[Extracted data entries]
● ● ● ● ●

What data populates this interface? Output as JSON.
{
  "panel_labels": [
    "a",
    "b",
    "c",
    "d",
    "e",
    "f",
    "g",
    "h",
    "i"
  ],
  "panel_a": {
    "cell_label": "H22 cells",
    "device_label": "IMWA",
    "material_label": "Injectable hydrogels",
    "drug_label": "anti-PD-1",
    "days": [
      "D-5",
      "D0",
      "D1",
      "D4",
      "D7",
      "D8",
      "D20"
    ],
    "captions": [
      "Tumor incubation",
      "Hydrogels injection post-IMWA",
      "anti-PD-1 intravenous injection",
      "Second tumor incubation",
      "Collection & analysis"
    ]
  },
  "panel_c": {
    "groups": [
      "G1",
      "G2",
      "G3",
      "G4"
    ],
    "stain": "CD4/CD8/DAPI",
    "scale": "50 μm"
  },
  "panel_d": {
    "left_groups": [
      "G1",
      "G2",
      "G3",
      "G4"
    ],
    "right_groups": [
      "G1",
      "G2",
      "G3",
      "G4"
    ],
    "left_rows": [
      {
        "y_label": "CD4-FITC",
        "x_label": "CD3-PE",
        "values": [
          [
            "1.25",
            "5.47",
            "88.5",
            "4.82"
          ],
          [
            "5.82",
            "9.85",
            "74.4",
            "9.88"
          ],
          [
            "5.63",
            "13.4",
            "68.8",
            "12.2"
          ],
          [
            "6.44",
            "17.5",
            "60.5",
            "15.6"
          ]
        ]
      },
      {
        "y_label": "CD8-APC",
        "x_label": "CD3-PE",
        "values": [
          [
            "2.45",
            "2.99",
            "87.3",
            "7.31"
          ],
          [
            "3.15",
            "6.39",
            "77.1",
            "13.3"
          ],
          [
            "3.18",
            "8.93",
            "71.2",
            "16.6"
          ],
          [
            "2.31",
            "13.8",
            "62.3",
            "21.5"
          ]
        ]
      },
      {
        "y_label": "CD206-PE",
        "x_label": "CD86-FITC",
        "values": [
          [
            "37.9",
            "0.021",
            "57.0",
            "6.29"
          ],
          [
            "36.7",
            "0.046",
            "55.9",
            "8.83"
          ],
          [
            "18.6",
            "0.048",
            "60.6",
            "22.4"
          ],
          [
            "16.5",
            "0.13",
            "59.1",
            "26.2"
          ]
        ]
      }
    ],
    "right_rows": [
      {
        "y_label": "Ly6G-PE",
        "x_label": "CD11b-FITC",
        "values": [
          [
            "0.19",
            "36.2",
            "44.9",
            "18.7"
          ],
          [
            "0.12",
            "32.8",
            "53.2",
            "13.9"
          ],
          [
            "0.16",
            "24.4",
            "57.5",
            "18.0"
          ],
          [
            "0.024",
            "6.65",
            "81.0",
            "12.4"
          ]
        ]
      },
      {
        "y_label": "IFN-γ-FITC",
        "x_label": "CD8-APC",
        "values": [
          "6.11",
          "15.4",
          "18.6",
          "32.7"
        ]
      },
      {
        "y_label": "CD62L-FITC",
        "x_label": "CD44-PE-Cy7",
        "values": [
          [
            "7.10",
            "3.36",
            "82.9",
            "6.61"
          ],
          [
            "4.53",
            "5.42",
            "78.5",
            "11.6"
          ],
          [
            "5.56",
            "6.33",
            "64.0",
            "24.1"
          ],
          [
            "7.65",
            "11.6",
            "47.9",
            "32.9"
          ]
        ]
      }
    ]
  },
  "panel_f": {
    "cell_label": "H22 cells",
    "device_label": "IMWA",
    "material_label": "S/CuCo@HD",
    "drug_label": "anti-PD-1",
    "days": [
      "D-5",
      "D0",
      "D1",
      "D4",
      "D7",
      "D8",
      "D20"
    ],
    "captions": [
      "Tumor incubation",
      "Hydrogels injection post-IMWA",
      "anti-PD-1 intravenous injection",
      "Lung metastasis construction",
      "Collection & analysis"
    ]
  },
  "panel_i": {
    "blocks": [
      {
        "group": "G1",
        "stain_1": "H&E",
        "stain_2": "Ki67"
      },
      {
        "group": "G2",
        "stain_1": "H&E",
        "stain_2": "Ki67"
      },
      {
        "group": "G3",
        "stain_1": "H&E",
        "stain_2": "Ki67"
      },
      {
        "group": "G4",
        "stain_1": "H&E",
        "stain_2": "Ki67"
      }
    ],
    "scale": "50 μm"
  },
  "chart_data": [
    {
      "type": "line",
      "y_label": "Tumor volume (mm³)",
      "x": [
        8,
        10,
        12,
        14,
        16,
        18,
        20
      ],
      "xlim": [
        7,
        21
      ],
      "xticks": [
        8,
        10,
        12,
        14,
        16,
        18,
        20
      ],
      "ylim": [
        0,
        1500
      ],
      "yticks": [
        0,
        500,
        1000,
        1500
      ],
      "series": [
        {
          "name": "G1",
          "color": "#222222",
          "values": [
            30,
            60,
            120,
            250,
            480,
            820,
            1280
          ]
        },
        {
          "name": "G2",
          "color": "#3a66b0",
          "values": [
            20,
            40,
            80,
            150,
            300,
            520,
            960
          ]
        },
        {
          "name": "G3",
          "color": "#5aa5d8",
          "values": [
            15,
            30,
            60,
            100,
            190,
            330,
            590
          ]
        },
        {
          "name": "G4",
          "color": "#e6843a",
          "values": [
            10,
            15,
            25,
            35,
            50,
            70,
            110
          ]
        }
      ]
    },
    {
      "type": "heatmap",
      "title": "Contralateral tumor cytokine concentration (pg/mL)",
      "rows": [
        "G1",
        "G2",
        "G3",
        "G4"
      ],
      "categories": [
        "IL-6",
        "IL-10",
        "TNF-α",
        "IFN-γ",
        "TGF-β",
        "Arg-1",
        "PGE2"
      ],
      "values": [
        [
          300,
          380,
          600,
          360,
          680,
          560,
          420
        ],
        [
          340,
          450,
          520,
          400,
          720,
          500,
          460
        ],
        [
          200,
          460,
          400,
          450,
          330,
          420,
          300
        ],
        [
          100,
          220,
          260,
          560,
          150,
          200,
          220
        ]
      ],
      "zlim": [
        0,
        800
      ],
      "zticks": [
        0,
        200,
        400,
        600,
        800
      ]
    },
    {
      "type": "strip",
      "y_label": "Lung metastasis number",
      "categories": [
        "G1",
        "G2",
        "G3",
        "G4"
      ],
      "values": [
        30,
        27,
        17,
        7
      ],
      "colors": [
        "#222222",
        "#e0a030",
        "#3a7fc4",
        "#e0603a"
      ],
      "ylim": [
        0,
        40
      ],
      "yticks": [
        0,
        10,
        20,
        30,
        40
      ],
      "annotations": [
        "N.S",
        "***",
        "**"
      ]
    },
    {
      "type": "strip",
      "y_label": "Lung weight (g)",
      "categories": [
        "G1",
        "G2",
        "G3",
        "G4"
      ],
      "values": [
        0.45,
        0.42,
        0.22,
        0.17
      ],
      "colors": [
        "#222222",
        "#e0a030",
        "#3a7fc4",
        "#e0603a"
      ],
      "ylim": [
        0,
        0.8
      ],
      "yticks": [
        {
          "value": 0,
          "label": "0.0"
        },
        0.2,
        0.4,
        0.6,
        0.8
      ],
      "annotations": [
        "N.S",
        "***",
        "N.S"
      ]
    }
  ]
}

● ● ● ● ●

Output the records exactly, so that each line matches what was given.

• _ANSWER TO THE EXERCISE_:
What data populates this interface? Output as JSON.
{
  "panel_labels": [
    "a",
    "b",
    "c",
    "d",
    "e",
    "f",
    "g",
    "h",
    "i"
  ],
  "panel_a": {
    "cell_label": "H22 cells",
    "device_label": "IMWA",
    "material_label": "Injectable hydrogels",
    "drug_label": "anti-PD-1",
    "days": [
      "D-5",
      "D0",
      "D1",
      "D4",
      "D7",
      "D8",
      "D20"
    ],
    "captions": [
      "Tumor incubation",
      "Hydrogels injection post-IMWA",
      "anti-PD-1 intravenous injection",
      "Second tumor incubation",
      "Collection & analysis"
    ]
  },
  "panel_c": {
    "groups": [
      "G1",
      "G2",
      "G3",
      "G4"
    ],
    "stain": "CD4/CD8/DAPI",
    "scale": "50 μm"
  },
  "panel_d": {
    "left_groups": [
      "G1",
      "G2",
      "G3",
      "G4"
    ],
    "right_groups": [
      "G1",
      "G2",
      "G3",
      "G4"
    ],
    "left_rows": [
      {
        "y_label": "CD4-FITC",
        "x_label": "CD3-PE",
        "values": [
          [
            "1.25",
            "5.47",
            "88.5",
            "4.82"
          ],
          [
            "5.82",
            "9.85",
            "74.4",
            "9.88"
          ],
          [
            "5.63",
            "13.4",
            "68.8",
            "12.2"
          ],
          [
            "6.44",
            "17.5",
            "60.5",
            "15.6"
          ]
        ]
      },
      {
        "y_label": "CD8-APC",
        "x_label": "CD3-PE",
        "values": [
          [
            "2.45",
            "2.99",
            "87.3",
            "7.31"
          ],
          [
            "3.15",
            "6.39",
            "77.1",
            "13.3"
          ],
          [
            "3.18",
            "8.93",
            "71.2",
            "16.6"
          ],
          [
            "2.31",
            "13.8",
            "62.3",
            "21.5"
          ]
        ]
      },
      {
        "y_label": "CD206-PE",
        "x_label": "CD86-FITC",
        "values": [
          [
            "37.9",
            "0.021",
            "57.0",
            "6.29"
          ],
          [
            "36.7",
            "0.046",
            "55.9",
            "8.83"
          ],
          [
            "18.6",
            "0.048",
            "60.6",
            "22.4"
          ],
          [
            "16.5",
            "0.13",
            "59.1",
            "26.2"
          ]
        ]
      }
    ],
    "right_rows": [
      {
        "y_label": "Ly6G-PE",
        "x_label": "CD11b-FITC",
        "values": [
          [
            "0.19",
            "36.2",
            "44.9",
            "18.7"
          ],
          [
            "0.12",
            "32.8",
            "53.2",
            "13.9"
          ],
          [
            "0.16",
            "24.4",
            "57.5",
            "18.0"
          ],
          [
            "0.024",
            "6.65",
            "81.0",
            "12.4"
          ]
        ]
      },
      {
        "y_label": "IFN-γ-FITC",
        "x_label": "CD8-APC",
        "values": [
          "6.11",
          "15.4",
          "18.6",
          "32.7"
        ]
      },
      {
        "y_label": "CD62L-FITC",
        "x_label": "CD44-PE-Cy7",
        "values": [
          [
            "7.10",
            "3.36",
            "82.9",
            "6.61"
          ],
          [
            "4.53",
            "5.42",
            "78.5",
            "11.6"
          ],
          [
            "5.56",
            "6.33",
            "64.0",
            "24.1"
          ],
          [
            "7.65",
            "11.6",
            "47.9",
            "32.9"
          ]
        ]
      }
    ]
  },
  "panel_f": {
    "cell_label": "H22 cells",
    "device_label": "IMWA",
    "material_label": "S/CuCo@HD",
    "drug_label": "anti-PD-1",
    "days": [
      "D-5",
      "D0",
      "D1",
      "D4",
      "D7",
      "D8",
      "D20"
    ],
    "captions": [
      "Tumor incubation",
      "Hydrogels injection post-IMWA",
      "anti-PD-1 intravenous injection",
      "Lung metastasis construction",
      "Collection & analysis"
    ]
  },
  "panel_i": {
    "blocks": [
      {
        "group": "G1",
        "stain_1": "H&E",
        "stain_2": "Ki67"
      },
      {
        "group": "G2",
        "stain_1": "H&E",
        "stain_2": "Ki67"
      },
      {
        "group": "G3",
        "stain_1": "H&E",
        "stain_2": "Ki67"
      },
      {
        "group": "G4",
        "stain_1": "H&E",
        "stain_2": "Ki67"
      }
    ],
    "scale": "50 μm"
  },
  "chart_data": [
    {
      "type": "line",
      "y_label": "Tumor volume (mm³)",
      "x": [
        8,
        10,
        12,
        14,
        16,
        18,
        20
      ],
      "xlim": [
        7,
        21
      ],
      "xticks": [
        8,
        10,
        12,
        14,
        16,
        18,
        20
      ],
      "ylim": [
        0,
        1500
      ],
      "yticks": [
        0,
        500,
        1000,
        1500
      ],
      "series": [
        {
          "name": "G1",
          "color": "#222222",
          "values": [
            30,
            60,
            120,
            250,
            480,
            820,
            1280
          ]
        },
        {
          "name": "G2",
          "color": "#3a66b0",
          "values": [
            20,
            40,
            80,
            150,
            300,
            520,
            960
          ]
        },
        {
          "name": "G3",
          "color": "#5aa5d8",
          "values": [
            15,
            30,
            60,
            100,
            190,
            330,
            590
          ]
        },
        {
          "name": "G4",
          "color": "#e6843a",
          "values": [
            10,
            15,
            25,
            35,
            50,
            70,
            110
          ]
        }
      ]
    },
    {
      "type": "heatmap",
      "title": "Contralateral tumor cytokine concentration (pg/mL)",
      "rows": [
        "G1",
        "G2",
        "G3",
        "G4"
      ],
      "categories": [
        "IL-6",
        "IL-10",
        "TNF-α",
        "IFN-γ",
        "TGF-β",
        "Arg-1",
        "PGE2"
      ],
      "values": [
        [
          300,
          380,
          600,
          360,
          680,
          560,
          420
        ],
        [
          340,
          450,
          520,
          400,
          720,
          500,
          460
        ],
        [
          200,
          460,
          400,
          450,
          330,
          420,
          300
        ],
        [
          100,
          220,
          260,
          560,
          150,
          200,
          220
        ]
      ],
      "zlim": [
        0,
        800
      ],
      "zticks": [
        0,
        200,
        400,
        600,
        800
      ]
    },
    {
      "type": "strip",
      "y_label": "Lung metastasis number",
      "categories": [
        "G1",
        "G2",
        "G3",
        "G4"
      ],
      "values": [
        30,
        27,
        17,
        7
      ],
      "colors": [
        "#222222",
        "#e0a030",
        "#3a7fc4",
        "#e0603a"
      ],
      "ylim": [
        0,
        40
      ],
      "yticks": [
        0,
        10,
        20,
        30,
        40
      ],
      "annotations": [
        "N.S",
        "***",
        "**"
      ]
    },
    {
      "type": "strip",
      "y_label": "Lung weight (g)",
      "categories": [
        "G1",
        "G2",
        "G3",
        "G4"
      ],
      "values": [
        0.45,
        0.42,
        0.22,
        0.17
      ],
      "colors": [
        "#222222",
        "#e0a030",
        "#3a7fc4",
        "#e0603a"
      ],
      "ylim": [
        0,
        0.8
      ],
      "yticks": [
        {
          "value": 0,
          "label": "0.0"
        },
        0.2,
        0.4,
        0.6,
        0.8
      ],
      "annotations": [
        "N.S",
        "***",
        "N.S"
      ]
    }
  ]
}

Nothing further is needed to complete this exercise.